Task prompt:
Without altering anything, repeat each of the records.

Rows from a figure dataset
__________________________________________________
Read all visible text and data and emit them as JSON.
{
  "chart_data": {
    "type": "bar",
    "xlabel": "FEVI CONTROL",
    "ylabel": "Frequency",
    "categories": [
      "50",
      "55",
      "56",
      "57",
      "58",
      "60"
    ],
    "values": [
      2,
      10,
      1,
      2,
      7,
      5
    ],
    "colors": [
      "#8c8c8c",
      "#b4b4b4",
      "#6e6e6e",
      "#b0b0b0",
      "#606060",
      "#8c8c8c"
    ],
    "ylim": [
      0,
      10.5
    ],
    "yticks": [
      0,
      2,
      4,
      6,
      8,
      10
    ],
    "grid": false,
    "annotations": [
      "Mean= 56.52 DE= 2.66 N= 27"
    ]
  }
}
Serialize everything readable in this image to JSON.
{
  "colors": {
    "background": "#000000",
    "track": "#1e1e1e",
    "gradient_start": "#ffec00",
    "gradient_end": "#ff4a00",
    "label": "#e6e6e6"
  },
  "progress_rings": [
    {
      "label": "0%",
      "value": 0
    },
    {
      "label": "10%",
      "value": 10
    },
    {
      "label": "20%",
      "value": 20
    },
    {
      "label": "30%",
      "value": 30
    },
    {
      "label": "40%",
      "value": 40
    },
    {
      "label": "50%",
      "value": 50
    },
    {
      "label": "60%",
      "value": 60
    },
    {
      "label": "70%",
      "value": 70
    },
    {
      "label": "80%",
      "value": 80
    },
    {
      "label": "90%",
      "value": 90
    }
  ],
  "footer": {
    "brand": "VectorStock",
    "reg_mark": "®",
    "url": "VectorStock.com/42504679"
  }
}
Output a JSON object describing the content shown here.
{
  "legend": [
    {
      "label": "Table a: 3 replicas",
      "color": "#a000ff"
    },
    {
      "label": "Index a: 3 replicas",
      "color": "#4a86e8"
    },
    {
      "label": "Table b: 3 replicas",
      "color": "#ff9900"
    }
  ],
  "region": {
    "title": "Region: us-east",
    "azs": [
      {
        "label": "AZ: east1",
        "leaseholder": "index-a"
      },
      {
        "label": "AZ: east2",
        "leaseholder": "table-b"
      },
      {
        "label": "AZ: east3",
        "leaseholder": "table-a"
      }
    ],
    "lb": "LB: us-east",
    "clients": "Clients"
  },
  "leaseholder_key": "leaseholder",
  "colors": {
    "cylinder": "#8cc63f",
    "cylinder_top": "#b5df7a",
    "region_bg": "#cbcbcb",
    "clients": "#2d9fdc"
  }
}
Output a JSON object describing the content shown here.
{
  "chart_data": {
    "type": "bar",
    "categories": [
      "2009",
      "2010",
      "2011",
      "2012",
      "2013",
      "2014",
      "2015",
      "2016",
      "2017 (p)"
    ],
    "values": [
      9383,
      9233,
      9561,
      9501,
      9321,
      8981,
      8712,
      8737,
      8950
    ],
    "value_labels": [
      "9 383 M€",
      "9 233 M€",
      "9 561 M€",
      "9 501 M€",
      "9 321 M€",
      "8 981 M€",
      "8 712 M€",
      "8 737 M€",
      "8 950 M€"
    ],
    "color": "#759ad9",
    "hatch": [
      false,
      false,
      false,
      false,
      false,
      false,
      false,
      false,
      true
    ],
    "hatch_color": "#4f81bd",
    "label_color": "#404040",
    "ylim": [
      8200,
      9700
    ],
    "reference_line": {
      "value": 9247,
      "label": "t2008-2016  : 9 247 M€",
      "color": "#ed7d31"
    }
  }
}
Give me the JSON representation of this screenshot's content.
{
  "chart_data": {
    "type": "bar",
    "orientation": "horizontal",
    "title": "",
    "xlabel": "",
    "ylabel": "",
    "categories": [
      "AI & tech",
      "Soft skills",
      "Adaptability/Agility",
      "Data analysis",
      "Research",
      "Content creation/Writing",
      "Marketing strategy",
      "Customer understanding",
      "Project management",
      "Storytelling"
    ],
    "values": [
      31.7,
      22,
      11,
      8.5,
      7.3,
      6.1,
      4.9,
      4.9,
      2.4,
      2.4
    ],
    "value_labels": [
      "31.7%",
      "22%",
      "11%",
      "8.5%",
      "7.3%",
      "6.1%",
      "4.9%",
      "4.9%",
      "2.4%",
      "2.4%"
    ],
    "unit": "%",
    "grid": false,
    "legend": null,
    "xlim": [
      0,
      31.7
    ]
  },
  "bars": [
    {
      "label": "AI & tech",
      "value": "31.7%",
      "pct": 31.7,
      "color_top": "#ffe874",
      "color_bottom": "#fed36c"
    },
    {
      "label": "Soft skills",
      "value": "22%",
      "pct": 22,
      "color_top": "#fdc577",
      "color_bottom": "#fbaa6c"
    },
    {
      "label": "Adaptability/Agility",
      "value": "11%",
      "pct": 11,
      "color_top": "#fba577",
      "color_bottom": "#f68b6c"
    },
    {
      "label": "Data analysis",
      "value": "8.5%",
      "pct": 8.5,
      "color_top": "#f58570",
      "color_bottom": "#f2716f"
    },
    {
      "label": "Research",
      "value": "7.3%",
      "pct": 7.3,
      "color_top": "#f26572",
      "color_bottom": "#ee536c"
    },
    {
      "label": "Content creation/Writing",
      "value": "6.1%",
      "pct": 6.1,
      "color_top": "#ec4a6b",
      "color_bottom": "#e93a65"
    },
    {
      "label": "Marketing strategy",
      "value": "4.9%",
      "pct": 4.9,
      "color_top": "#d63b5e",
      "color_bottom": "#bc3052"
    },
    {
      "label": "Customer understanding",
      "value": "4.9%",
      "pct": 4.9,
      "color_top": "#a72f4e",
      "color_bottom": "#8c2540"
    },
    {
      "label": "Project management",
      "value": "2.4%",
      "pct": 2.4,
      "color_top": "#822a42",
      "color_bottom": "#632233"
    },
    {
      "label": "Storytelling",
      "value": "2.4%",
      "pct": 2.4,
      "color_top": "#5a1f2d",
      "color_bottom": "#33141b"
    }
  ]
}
__________________________________________________
Output for this task:
Read all visible text and data and emit them as JSON.
{
  "chart_data": {
    "type": "bar",
    "xlabel": "FEVI CONTROL",
    "ylabel": "Frequency",
    "categories": [
      "50",
      "55",
      "56",
      "57",
      "58",
      "60"
    ],
    "values": [
      2,
      10,
      1,
      2,
      7,
      5
    ],
    "colors": [
      "#8c8c8c",
      "#b4b4b4",
      "#6e6e6e",
      "#b0b0b0",
      "#606060",
      "#8c8c8c"
    ],
    "ylim": [
      0,
      10.5
    ],
    "yticks": [
      0,
      2,
      4,
      6,
      8,
      10
    ],
    "grid": false,
    "annotations": [
      "Mean= 56.52 DE= 2.66 N= 27"
    ]
  }
}
Serialize everything readable in this image to JSON.
{
  "colors": {
    "background": "#000000",
    "track": "#1e1e1e",
    "gradient_start": "#ffec00",
    "gradient_end": "#ff4a00",
    "label": "#e6e6e6"
  },
  "progress_rings": [
    {
      "label": "0%",
      "value": 0
    },
    {
      "label": "10%",
      "value": 10
    },
    {
      "label": "20%",
      "value": 20
    },
    {
      "label": "30%",
      "value": 30
    },
    {
      "label": "40%",
      "value": 40
    },
    {
      "label": "50%",
      "value": 50
    },
    {
      "label": "60%",
      "value": 60
    },
    {
      "label": "70%",
      "value": 70
    },
    {
      "label": "80%",
      "value": 80
    },
    {
      "label": "90%",
      "value": 90
    }
  ],
  "footer": {
    "brand": "VectorStock",
    "reg_mark": "®",
    "url": "VectorStock.com/42504679"
  }
}
Output a JSON object describing the content shown here.
{
  "legend": [
    {
      "label": "Table a: 3 replicas",
      "color": "#a000ff"
    },
    {
      "label": "Index a: 3 replicas",
      "color": "#4a86e8"
    },
    {
      "label": "Table b: 3 replicas",
      "color": "#ff9900"
    }
  ],
  "region": {
    "title": "Region: us-east",
    "azs": [
      {
        "label": "AZ: east1",
        "leaseholder": "index-a"
      },
      {
        "label": "AZ: east2",
        "leaseholder": "table-b"
      },
      {
        "label": "AZ: east3",
        "leaseholder": "table-a"
      }
    ],
    "lb": "LB: us-east",
    "clients": "Clients"
  },
  "leaseholder_key": "leaseholder",
  "colors": {
    "cylinder": "#8cc63f",
    "cylinder_top": "#b5df7a",
    "region_bg": "#cbcbcb",
    "clients": "#2d9fdc"
  }
}
Output a JSON object describing the content shown here.
{
  "chart_data": {
    "type": "bar",
    "categories": [
      "2009",
      "2010",
      "2011",
      "2012",
      "2013",
      "2014",
      "2015",
      "2016",
      "2017 (p)"
    ],
    "values": [
      9383,
      9233,
      9561,
      9501,
      9321,
      8981,
      8712,
      8737,
      8950
    ],
    "value_labels": [
      "9 383 M€",
      "9 233 M€",
      "9 561 M€",
      "9 501 M€",
      "9 321 M€",
      "8 981 M€",
      "8 712 M€",
      "8 737 M€",
      "8 950 M€"
    ],
    "color": "#759ad9",
    "hatch": [
      false,
      false,
      false,
      false,
      false,
      false,
      false,
      false,
      true
    ],
    "hatch_color": "#4f81bd",
    "label_color": "#404040",
    "ylim": [
      8200,
      9700
    ],
    "reference_line": {
      "value": 9247,
      "label": "t2008-2016  : 9 247 M€",
      "color": "#ed7d31"
    }
  }
}
Give me the JSON representation of this screenshot's content.
{
  "chart_data": {
    "type": "bar",
    "orientation": "horizontal",
    "title": "",
    "xlabel": "",
    "ylabel": "",
    "categories": [
      "AI & tech",
      "Soft skills",
      "Adaptability/Agility",
      "Data analysis",
      "Research",
      "Content creation/Writing",
      "Marketing strategy",
      "Customer understanding",
      "Project management",
      "Storytelling"
    ],
    "values": [
      31.7,
      22,
      11,
      8.5,
      7.3,
      6.1,
      4.9,
      4.9,
      2.4,
      2.4
    ],
    "value_labels": [
      "31.7%",
      "22%",
      "11%",
      "8.5%",
      "7.3%",
      "6.1%",
      "4.9%",
      "4.9%",
      "2.4%",
      "2.4%"
    ],
    "unit": "%",
    "grid": false,
    "legend": null,
    "xlim": [
      0,
      31.7
    ]
  },
  "bars": [
    {
      "label": "AI & tech",
      "value": "31.7%",
      "pct": 31.7,
      "color_top": "#ffe874",
      "color_bottom": "#fed36c"
    },
    {
      "label": "Soft skills",
      "value": "22%",
      "pct": 22,
      "color_top": "#fdc577",
      "color_bottom": "#fbaa6c"
    },
    {
      "label": "Adaptability/Agility",
      "value": "11%",
      "pct": 11,
      "color_top": "#fba577",
      "color_bottom": "#f68b6c"
    },
    {
      "label": "Data analysis",
      "value": "8.5%",
      "pct": 8.5,
      "color_top": "#f58570",
      "color_bottom": "#f2716f"
    },
    {
      "label": "Research",
      "value": "7.3%",
      "pct": 7.3,
      "color_top": "#f26572",
      "color_bottom": "#ee536c"
    },
    {
      "label": "Content creation/Writing",
      "value": "6.1%",
      "pct": 6.1,
      "color_top": "#ec4a6b",
      "color_bottom": "#e93a65"
    },
    {
      "label": "Marketing strategy",
      "value": "4.9%",
      "pct": 4.9,
      "color_top": "#d63b5e",
      "color_bottom": "#bc3052"
    },
    {
      "label": "Customer understanding",
      "value": "4.9%",
      "pct": 4.9,
      "color_top": "#a72f4e",
      "color_bottom": "#8c2540"
    },
    {
      "label": "Project management",
      "value": "2.4%",
      "pct": 2.4,
      "color_top": "#822a42",
      "color_bottom": "#632233"
    },
    {
      "label": "Storytelling",
      "value": "2.4%",
      "pct": 2.4,
      "color_top": "#5a1f2d",
      "color_bottom": "#33141b"
    }
  ]
}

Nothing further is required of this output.